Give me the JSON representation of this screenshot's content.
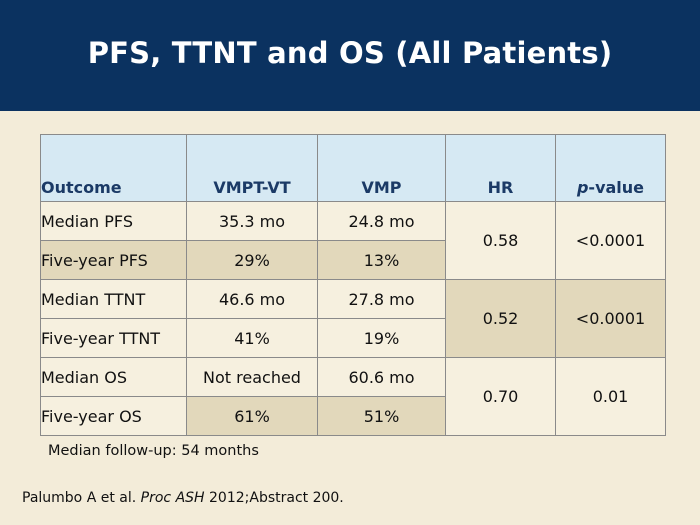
{
  "slide": {
    "title": "PFS, TTNT and OS (All Patients)"
  },
  "table": {
    "headers": {
      "outcome": "Outcome",
      "vmpt_vt": "VMPT-VT",
      "vmp": "VMP",
      "hr": "HR",
      "p_prefix": "p",
      "p_suffix": "-value"
    },
    "groups": [
      {
        "rows": [
          {
            "outcome": "Median PFS",
            "vmpt_vt": "35.3 mo",
            "vmp": "24.8 mo"
          },
          {
            "outcome": "Five-year PFS",
            "vmpt_vt": "29%",
            "vmp": "13%"
          }
        ],
        "hr": "0.58",
        "p_value": "<0.0001"
      },
      {
        "rows": [
          {
            "outcome": "Median TTNT",
            "vmpt_vt": "46.6 mo",
            "vmp": "27.8 mo"
          },
          {
            "outcome": "Five-year TTNT",
            "vmpt_vt": "41%",
            "vmp": "19%"
          }
        ],
        "hr": "0.52",
        "p_value": "<0.0001"
      },
      {
        "rows": [
          {
            "outcome": "Median OS",
            "vmpt_vt": "Not reached",
            "vmp": "60.6 mo"
          },
          {
            "outcome": "Five-year OS",
            "vmpt_vt": "61%",
            "vmp": "51%"
          }
        ],
        "hr": "0.70",
        "p_value": "0.01"
      }
    ]
  },
  "footnote": {
    "followup": "Median follow-up: 54 months"
  },
  "citation": {
    "authors": "Palumbo A et al.",
    "journal": "Proc ASH",
    "details": "2012;Abstract 200."
  },
  "colors": {
    "header_bg": "#0b3260",
    "table_header_bg": "#d6e9f3",
    "row_light": "#f6f0df",
    "row_dark": "#e2d8bb",
    "page_bg": "#f3ecd9"
  }
}
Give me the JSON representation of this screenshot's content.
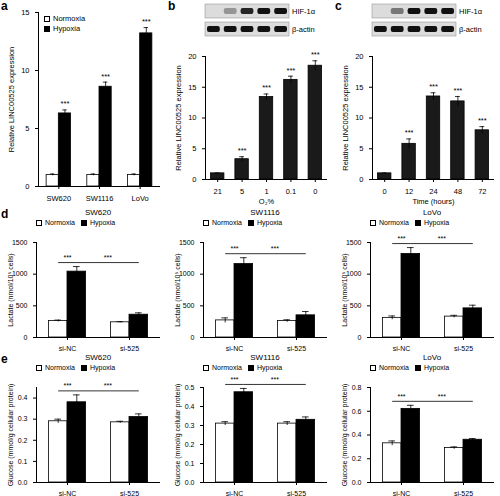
{
  "chart_data": [
    {
      "panel": "a",
      "type": "bar",
      "categories": [
        "SW620",
        "SW1116",
        "LoVo"
      ],
      "series": [
        {
          "name": "Normoxia",
          "color": "#ffffff",
          "values": [
            1,
            1,
            1
          ],
          "errors": [
            0.08,
            0.08,
            0.08
          ]
        },
        {
          "name": "Hypoxia",
          "color": "#000000",
          "values": [
            6.3,
            8.6,
            13.2
          ],
          "errors": [
            0.3,
            0.4,
            0.5
          ]
        }
      ],
      "y_label": "Relative LINC00525 expression",
      "ylim": [
        0,
        15
      ],
      "yticks": [
        0,
        5,
        10,
        15
      ],
      "legend": "top-left",
      "annotations": [
        {
          "category": "SW620",
          "series": "Hypoxia",
          "text": "***"
        },
        {
          "category": "SW1116",
          "series": "Hypoxia",
          "text": "***"
        },
        {
          "category": "LoVo",
          "series": "Hypoxia",
          "text": "***"
        }
      ]
    },
    {
      "panel": "b",
      "type": "bar",
      "categories": [
        "21",
        "5",
        "1",
        "0.1",
        "0"
      ],
      "values": [
        1,
        3.3,
        13.4,
        16.2,
        18.5
      ],
      "errors": [
        0.05,
        0.4,
        0.5,
        0.6,
        0.8
      ],
      "color": "#1a1a1a",
      "x_label": "O₂%",
      "y_label": "Relative LINC00525 expression",
      "ylim": [
        0,
        20
      ],
      "yticks": [
        0,
        5,
        10,
        15,
        20
      ],
      "annotations": [
        {
          "category": "5",
          "text": "***"
        },
        {
          "category": "1",
          "text": "***"
        },
        {
          "category": "0.1",
          "text": "***"
        },
        {
          "category": "0",
          "text": "***"
        }
      ],
      "blot": {
        "rows": [
          {
            "label": "HIF-1α",
            "intensity": [
              0,
              0.35,
              0.9,
              1,
              1
            ]
          },
          {
            "label": "β-actin",
            "intensity": [
              1,
              1,
              1,
              1,
              1
            ]
          }
        ]
      }
    },
    {
      "panel": "c",
      "type": "bar",
      "categories": [
        "0",
        "12",
        "24",
        "48",
        "72"
      ],
      "values": [
        1,
        5.8,
        13.5,
        12.7,
        8.0
      ],
      "errors": [
        0.05,
        0.8,
        0.6,
        0.8,
        0.6
      ],
      "color": "#1a1a1a",
      "x_label": "Time (hours)",
      "y_label": "Relative LINC00525 expression",
      "ylim": [
        0,
        20
      ],
      "yticks": [
        0,
        5,
        10,
        15,
        20
      ],
      "annotations": [
        {
          "category": "12",
          "text": "***"
        },
        {
          "category": "24",
          "text": "***"
        },
        {
          "category": "48",
          "text": "***"
        },
        {
          "category": "72",
          "text": "***"
        }
      ],
      "blot": {
        "rows": [
          {
            "label": "HIF-1α",
            "intensity": [
              0,
              0.5,
              1,
              1,
              1
            ]
          },
          {
            "label": "β-actin",
            "intensity": [
              1,
              1,
              1,
              1,
              1
            ]
          }
        ]
      }
    },
    {
      "panel": "d",
      "type": "bar",
      "title": "SW620",
      "categories": [
        "si-NC",
        "si-525"
      ],
      "series": [
        {
          "name": "Normoxia",
          "color": "#ffffff",
          "values": [
            260,
            240
          ],
          "errors": [
            15,
            10
          ]
        },
        {
          "name": "Hypoxia",
          "color": "#000000",
          "values": [
            1040,
            360
          ],
          "errors": [
            80,
            30
          ]
        }
      ],
      "y_label": "Lactate (nmol/10⁵ cells)",
      "ylim": [
        0,
        1500
      ],
      "yticks": [
        0,
        500,
        1000,
        1500
      ],
      "legend": "top",
      "brackets": [
        {
          "from": {
            "category": "si-NC",
            "series": "Normoxia"
          },
          "to": {
            "category": "si-NC",
            "series": "Hypoxia"
          },
          "text": "***"
        },
        {
          "from": {
            "category": "si-NC",
            "series": "Hypoxia"
          },
          "to": {
            "category": "si-525",
            "series": "Hypoxia"
          },
          "text": "***"
        }
      ]
    },
    {
      "type": "bar",
      "title": "SW1116",
      "categories": [
        "si-NC",
        "si-525"
      ],
      "series": [
        {
          "name": "Normoxia",
          "color": "#ffffff",
          "values": [
            270,
            260
          ],
          "errors": [
            40,
            20
          ]
        },
        {
          "name": "Hypoxia",
          "color": "#000000",
          "values": [
            1160,
            350
          ],
          "errors": [
            100,
            60
          ]
        }
      ],
      "y_label": "Lactate (nmol/10⁵ cells)",
      "ylim": [
        0,
        1500
      ],
      "yticks": [
        0,
        500,
        1000,
        1500
      ],
      "legend": "top",
      "brackets": [
        {
          "from": {
            "category": "si-NC",
            "series": "Normoxia"
          },
          "to": {
            "category": "si-NC",
            "series": "Hypoxia"
          },
          "text": "***"
        },
        {
          "from": {
            "category": "si-NC",
            "series": "Hypoxia"
          },
          "to": {
            "category": "si-525",
            "series": "Hypoxia"
          },
          "text": "***"
        }
      ]
    },
    {
      "type": "bar",
      "title": "LoVo",
      "categories": [
        "si-NC",
        "si-525"
      ],
      "series": [
        {
          "name": "Normoxia",
          "color": "#ffffff",
          "values": [
            310,
            330
          ],
          "errors": [
            30,
            20
          ]
        },
        {
          "name": "Hypoxia",
          "color": "#000000",
          "values": [
            1320,
            460
          ],
          "errors": [
            100,
            50
          ]
        }
      ],
      "y_label": "Lactate (nmol/10⁵ cells)",
      "ylim": [
        0,
        1500
      ],
      "yticks": [
        0,
        500,
        1000,
        1500
      ],
      "legend": "top",
      "brackets": [
        {
          "from": {
            "category": "si-NC",
            "series": "Normoxia"
          },
          "to": {
            "category": "si-NC",
            "series": "Hypoxia"
          },
          "text": "***"
        },
        {
          "from": {
            "category": "si-NC",
            "series": "Hypoxia"
          },
          "to": {
            "category": "si-525",
            "series": "Hypoxia"
          },
          "text": "***"
        }
      ]
    },
    {
      "panel": "e",
      "type": "bar",
      "title": "SW620",
      "categories": [
        "si-NC",
        "si-525"
      ],
      "series": [
        {
          "name": "Normoxia",
          "color": "#ffffff",
          "values": [
            0.29,
            0.285
          ],
          "errors": [
            0.01,
            0.005
          ]
        },
        {
          "name": "Hypoxia",
          "color": "#000000",
          "values": [
            0.38,
            0.31
          ],
          "errors": [
            0.035,
            0.015
          ]
        }
      ],
      "y_label": "Glucose (mmol/g cellular protein)",
      "ylim": [
        0,
        0.45
      ],
      "yticks": [
        {
          "value": 0,
          "label": "0.0"
        },
        0.1,
        0.2,
        0.3,
        0.4
      ],
      "legend": "top",
      "brackets": [
        {
          "from": {
            "category": "si-NC",
            "series": "Normoxia"
          },
          "to": {
            "category": "si-NC",
            "series": "Hypoxia"
          },
          "text": "***"
        },
        {
          "from": {
            "category": "si-NC",
            "series": "Hypoxia"
          },
          "to": {
            "category": "si-525",
            "series": "Hypoxia"
          },
          "text": "***"
        }
      ]
    },
    {
      "type": "bar",
      "title": "SW1116",
      "categories": [
        "si-NC",
        "si-525"
      ],
      "series": [
        {
          "name": "Normoxia",
          "color": "#ffffff",
          "values": [
            0.31,
            0.31
          ],
          "errors": [
            0.01,
            0.01
          ]
        },
        {
          "name": "Hypoxia",
          "color": "#000000",
          "values": [
            0.475,
            0.33
          ],
          "errors": [
            0.02,
            0.015
          ]
        }
      ],
      "y_label": "Glucose (mmol/g cellular protein)",
      "ylim": [
        0,
        0.5
      ],
      "yticks": [
        {
          "value": 0,
          "label": "0.0"
        },
        0.1,
        0.2,
        0.3,
        0.4,
        0.5
      ],
      "legend": "top",
      "brackets": [
        {
          "from": {
            "category": "si-NC",
            "series": "Normoxia"
          },
          "to": {
            "category": "si-NC",
            "series": "Hypoxia"
          },
          "text": "***"
        },
        {
          "from": {
            "category": "si-NC",
            "series": "Hypoxia"
          },
          "to": {
            "category": "si-525",
            "series": "Hypoxia"
          },
          "text": "***"
        }
      ]
    },
    {
      "type": "bar",
      "title": "LoVo",
      "categories": [
        "si-NC",
        "si-525"
      ],
      "series": [
        {
          "name": "Normoxia",
          "color": "#ffffff",
          "values": [
            0.33,
            0.29
          ],
          "errors": [
            0.02,
            0.01
          ]
        },
        {
          "name": "Hypoxia",
          "color": "#000000",
          "values": [
            0.62,
            0.36
          ],
          "errors": [
            0.03,
            0.01
          ]
        }
      ],
      "y_label": "Glucose (mmol/g cellular protein)",
      "ylim": [
        0,
        0.8
      ],
      "yticks": [
        {
          "value": 0,
          "label": "0.0"
        },
        0.2,
        0.4,
        0.6,
        0.8
      ],
      "legend": "top",
      "brackets": [
        {
          "from": {
            "category": "si-NC",
            "series": "Normoxia"
          },
          "to": {
            "category": "si-NC",
            "series": "Hypoxia"
          },
          "text": "***"
        },
        {
          "from": {
            "category": "si-NC",
            "series": "Hypoxia"
          },
          "to": {
            "category": "si-525",
            "series": "Hypoxia"
          },
          "text": "***"
        }
      ]
    }
  ]
}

########

What to work on - Look over the data above and show each line that contains "LoVo".

Written answer -
        "LoVo"
          "category": "LoVo",
      "title": "LoVo",
      "title": "LoVo",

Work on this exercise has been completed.